* _What you are asked to do_
Extract all of the data and reproduce it precisely.

* _Extracted records_
* * * *
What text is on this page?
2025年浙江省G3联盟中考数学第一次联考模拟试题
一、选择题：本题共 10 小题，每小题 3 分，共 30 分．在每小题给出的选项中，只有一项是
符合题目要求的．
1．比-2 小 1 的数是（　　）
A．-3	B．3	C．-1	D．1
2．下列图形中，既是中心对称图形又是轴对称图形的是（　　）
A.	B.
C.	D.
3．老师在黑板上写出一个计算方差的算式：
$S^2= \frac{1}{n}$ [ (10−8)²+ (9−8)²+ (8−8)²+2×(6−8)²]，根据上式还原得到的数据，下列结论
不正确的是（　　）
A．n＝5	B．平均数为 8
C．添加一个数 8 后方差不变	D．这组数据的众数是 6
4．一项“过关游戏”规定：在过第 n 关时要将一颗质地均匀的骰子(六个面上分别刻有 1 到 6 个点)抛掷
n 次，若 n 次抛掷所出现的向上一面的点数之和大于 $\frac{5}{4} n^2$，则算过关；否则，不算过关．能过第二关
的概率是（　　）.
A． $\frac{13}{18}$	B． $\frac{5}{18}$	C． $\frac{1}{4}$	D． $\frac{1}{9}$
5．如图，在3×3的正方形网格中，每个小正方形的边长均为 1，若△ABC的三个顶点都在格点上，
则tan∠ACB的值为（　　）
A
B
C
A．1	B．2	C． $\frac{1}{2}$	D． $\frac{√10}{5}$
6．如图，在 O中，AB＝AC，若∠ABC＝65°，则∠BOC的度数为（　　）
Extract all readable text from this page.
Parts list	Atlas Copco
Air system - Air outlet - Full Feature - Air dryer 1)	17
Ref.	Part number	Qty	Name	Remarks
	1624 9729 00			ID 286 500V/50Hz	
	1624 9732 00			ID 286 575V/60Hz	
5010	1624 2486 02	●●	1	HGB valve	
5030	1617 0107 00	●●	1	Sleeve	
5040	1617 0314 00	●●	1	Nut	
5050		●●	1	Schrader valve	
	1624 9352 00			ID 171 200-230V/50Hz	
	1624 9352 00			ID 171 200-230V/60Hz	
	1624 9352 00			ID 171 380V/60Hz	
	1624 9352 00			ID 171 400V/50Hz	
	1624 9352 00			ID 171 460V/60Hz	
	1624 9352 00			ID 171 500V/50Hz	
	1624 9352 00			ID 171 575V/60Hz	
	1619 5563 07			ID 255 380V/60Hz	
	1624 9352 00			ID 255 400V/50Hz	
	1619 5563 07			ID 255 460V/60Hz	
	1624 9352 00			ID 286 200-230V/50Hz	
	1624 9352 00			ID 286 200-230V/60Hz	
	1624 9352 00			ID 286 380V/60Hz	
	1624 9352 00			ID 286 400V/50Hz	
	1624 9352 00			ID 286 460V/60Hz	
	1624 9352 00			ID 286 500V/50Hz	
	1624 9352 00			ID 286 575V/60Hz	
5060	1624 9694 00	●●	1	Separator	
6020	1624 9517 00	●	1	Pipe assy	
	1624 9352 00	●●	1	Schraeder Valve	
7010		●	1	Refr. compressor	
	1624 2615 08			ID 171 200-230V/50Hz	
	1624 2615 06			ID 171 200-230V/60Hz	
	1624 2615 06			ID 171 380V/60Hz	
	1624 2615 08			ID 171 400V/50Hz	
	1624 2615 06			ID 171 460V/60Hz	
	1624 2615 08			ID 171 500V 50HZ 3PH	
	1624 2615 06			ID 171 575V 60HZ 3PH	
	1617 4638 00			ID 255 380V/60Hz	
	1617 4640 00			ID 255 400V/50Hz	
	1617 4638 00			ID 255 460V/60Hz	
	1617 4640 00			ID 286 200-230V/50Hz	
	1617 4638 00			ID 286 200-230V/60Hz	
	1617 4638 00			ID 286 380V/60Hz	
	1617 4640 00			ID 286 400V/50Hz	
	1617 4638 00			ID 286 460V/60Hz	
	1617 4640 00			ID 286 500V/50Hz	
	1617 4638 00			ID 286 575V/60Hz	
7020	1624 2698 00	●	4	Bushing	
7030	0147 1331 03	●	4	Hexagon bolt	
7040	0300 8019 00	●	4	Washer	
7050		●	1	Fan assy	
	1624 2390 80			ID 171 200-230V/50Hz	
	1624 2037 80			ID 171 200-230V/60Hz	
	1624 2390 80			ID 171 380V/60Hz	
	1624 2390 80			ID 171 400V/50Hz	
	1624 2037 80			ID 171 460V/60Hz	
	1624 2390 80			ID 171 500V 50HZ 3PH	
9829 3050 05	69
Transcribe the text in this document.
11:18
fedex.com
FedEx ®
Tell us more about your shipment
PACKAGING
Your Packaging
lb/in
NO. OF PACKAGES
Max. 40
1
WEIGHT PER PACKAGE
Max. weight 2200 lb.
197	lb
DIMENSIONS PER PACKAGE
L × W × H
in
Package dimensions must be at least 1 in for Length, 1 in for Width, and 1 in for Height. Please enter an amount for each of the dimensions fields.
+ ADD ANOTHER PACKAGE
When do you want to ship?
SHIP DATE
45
* * * *
* _Solution to the exercise_
What text is on this page?
2025年浙江省G3联盟中考数学第一次联考模拟试题
一、选择题：本题共 10 小题，每小题 3 分，共 30 分．在每小题给出的选项中，只有一项是
符合题目要求的．
1．比-2 小 1 的数是（　　）
A．-3	B．3	C．-1	D．1
2．下列图形中，既是中心对称图形又是轴对称图形的是（　　）
A.	B.
C.	D.
3．老师在黑板上写出一个计算方差的算式：
$S^2= \frac{1}{n}$ [ (10−8)²+ (9−8)²+ (8−8)²+2×(6−8)²]，根据上式还原得到的数据，下列结论
不正确的是（　　）
A．n＝5	B．平均数为 8
C．添加一个数 8 后方差不变	D．这组数据的众数是 6
4．一项“过关游戏”规定：在过第 n 关时要将一颗质地均匀的骰子(六个面上分别刻有 1 到 6 个点)抛掷
n 次，若 n 次抛掷所出现的向上一面的点数之和大于 $\frac{5}{4} n^2$，则算过关；否则，不算过关．能过第二关
的概率是（　　）.
A． $\frac{13}{18}$	B． $\frac{5}{18}$	C． $\frac{1}{4}$	D． $\frac{1}{9}$
5．如图，在3×3的正方形网格中，每个小正方形的边长均为 1，若△ABC的三个顶点都在格点上，
则tan∠ACB的值为（　　）
A
B
C
A．1	B．2	C． $\frac{1}{2}$	D． $\frac{√10}{5}$
6．如图，在 O中，AB＝AC，若∠ABC＝65°，则∠BOC的度数为（　　）
Extract all readable text from this page.
Parts list	Atlas Copco
Air system - Air outlet - Full Feature - Air dryer 1)	17
Ref.	Part number	Qty	Name	Remarks
	1624 9729 00			ID 286 500V/50Hz	
	1624 9732 00			ID 286 575V/60Hz	
5010	1624 2486 02	●●	1	HGB valve	
5030	1617 0107 00	●●	1	Sleeve	
5040	1617 0314 00	●●	1	Nut	
5050		●●	1	Schrader valve	
	1624 9352 00			ID 171 200-230V/50Hz	
	1624 9352 00			ID 171 200-230V/60Hz	
	1624 9352 00			ID 171 380V/60Hz	
	1624 9352 00			ID 171 400V/50Hz	
	1624 9352 00			ID 171 460V/60Hz	
	1624 9352 00			ID 171 500V/50Hz	
	1624 9352 00			ID 171 575V/60Hz	
	1619 5563 07			ID 255 380V/60Hz	
	1624 9352 00			ID 255 400V/50Hz	
	1619 5563 07			ID 255 460V/60Hz	
	1624 9352 00			ID 286 200-230V/50Hz	
	1624 9352 00			ID 286 200-230V/60Hz	
	1624 9352 00			ID 286 380V/60Hz	
	1624 9352 00			ID 286 400V/50Hz	
	1624 9352 00			ID 286 460V/60Hz	
	1624 9352 00			ID 286 500V/50Hz	
	1624 9352 00			ID 286 575V/60Hz	
5060	1624 9694 00	●●	1	Separator	
6020	1624 9517 00	●	1	Pipe assy	
	1624 9352 00	●●	1	Schraeder Valve	
7010		●	1	Refr. compressor	
	1624 2615 08			ID 171 200-230V/50Hz	
	1624 2615 06			ID 171 200-230V/60Hz	
	1624 2615 06			ID 171 380V/60Hz	
	1624 2615 08			ID 171 400V/50Hz	
	1624 2615 06			ID 171 460V/60Hz	
	1624 2615 08			ID 171 500V 50HZ 3PH	
	1624 2615 06			ID 171 575V 60HZ 3PH	
	1617 4638 00			ID 255 380V/60Hz	
	1617 4640 00			ID 255 400V/50Hz	
	1617 4638 00			ID 255 460V/60Hz	
	1617 4640 00			ID 286 200-230V/50Hz	
	1617 4638 00			ID 286 200-230V/60Hz	
	1617 4638 00			ID 286 380V/60Hz	
	1617 4640 00			ID 286 400V/50Hz	
	1617 4638 00			ID 286 460V/60Hz	
	1617 4640 00			ID 286 500V/50Hz	
	1617 4638 00			ID 286 575V/60Hz	
7020	1624 2698 00	●	4	Bushing	
7030	0147 1331 03	●	4	Hexagon bolt	
7040	0300 8019 00	●	4	Washer	
7050		●	1	Fan assy	
	1624 2390 80			ID 171 200-230V/50Hz	
	1624 2037 80			ID 171 200-230V/60Hz	
	1624 2390 80			ID 171 380V/60Hz	
	1624 2390 80			ID 171 400V/50Hz	
	1624 2037 80			ID 171 460V/60Hz	
	1624 2390 80			ID 171 500V 50HZ 3PH	
9829 3050 05	69
Transcribe the text in this document.
11:18
fedex.com
FedEx ®
Tell us more about your shipment
PACKAGING
Your Packaging
lb/in
NO. OF PACKAGES
Max. 40
1
WEIGHT PER PACKAGE
Max. weight 2200 lb.
197	lb
DIMENSIONS PER PACKAGE
L × W × H
in
Package dimensions must be at least 1 in for Length, 1 in for Width, and 1 in for Height. Please enter an amount for each of the dimensions fields.
+ ADD ANOTHER PACKAGE
When do you want to ship?
SHIP DATE
45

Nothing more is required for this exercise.